(begin)

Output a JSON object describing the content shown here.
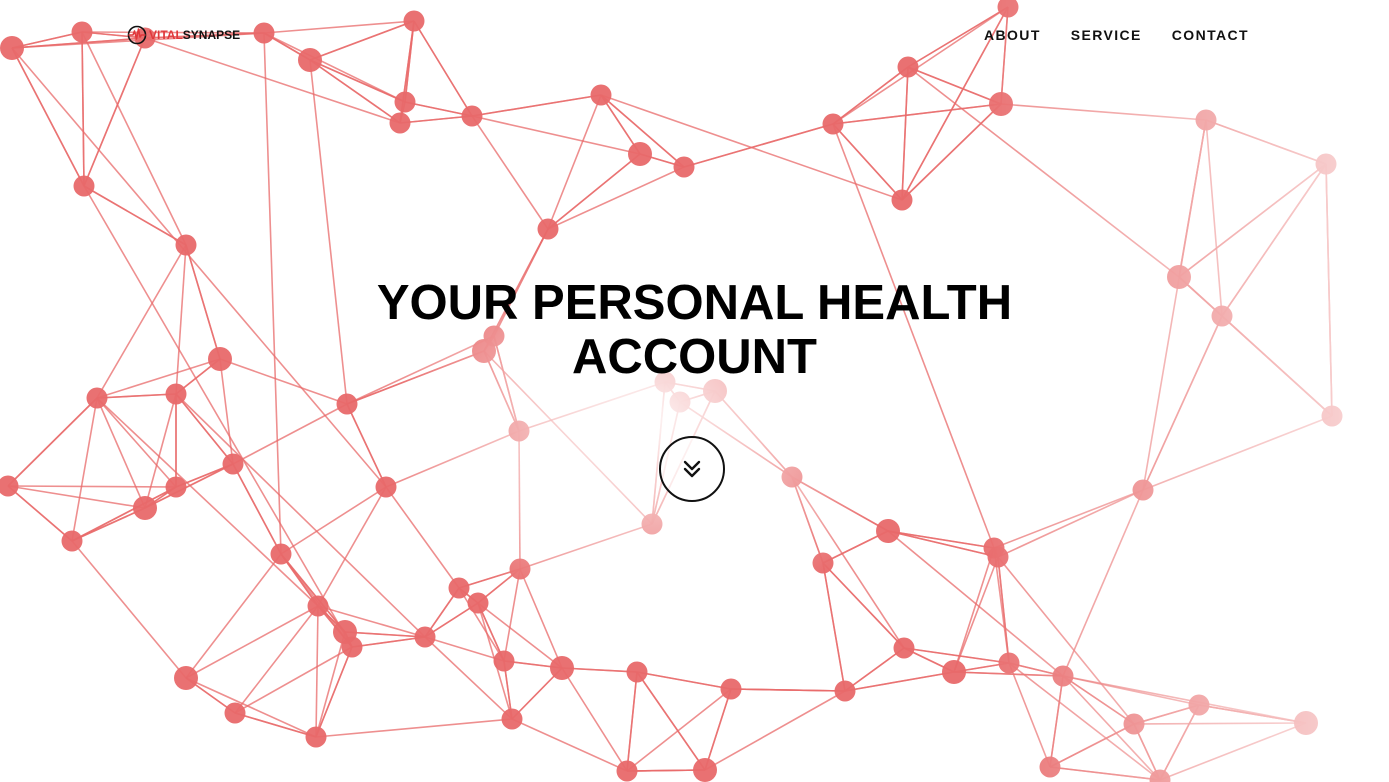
{
  "brand": {
    "name_part1": "VITAL",
    "name_part2": "SYNAPSE",
    "accent_color": "#e0393c",
    "icon": "heartbeat-pulse-icon"
  },
  "nav": {
    "items": [
      {
        "label": "ABOUT"
      },
      {
        "label": "SERVICE"
      },
      {
        "label": "CONTACT"
      }
    ]
  },
  "hero": {
    "title_line1": "YOUR PERSONAL HEALTH",
    "title_line2": "ACCOUNT",
    "scroll_icon": "double-chevron-down-icon"
  },
  "background": {
    "type": "network-graph",
    "node_color": "#e8696a",
    "edge_color": "#e8696a"
  }
}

(end)

→ **The exercise**: Take each line of the material that contains the word "icon" and list it.

→ **Response to this task**:
    "icon": "heartbeat-pulse-icon"
    "scroll_icon": "double-chevron-down-icon"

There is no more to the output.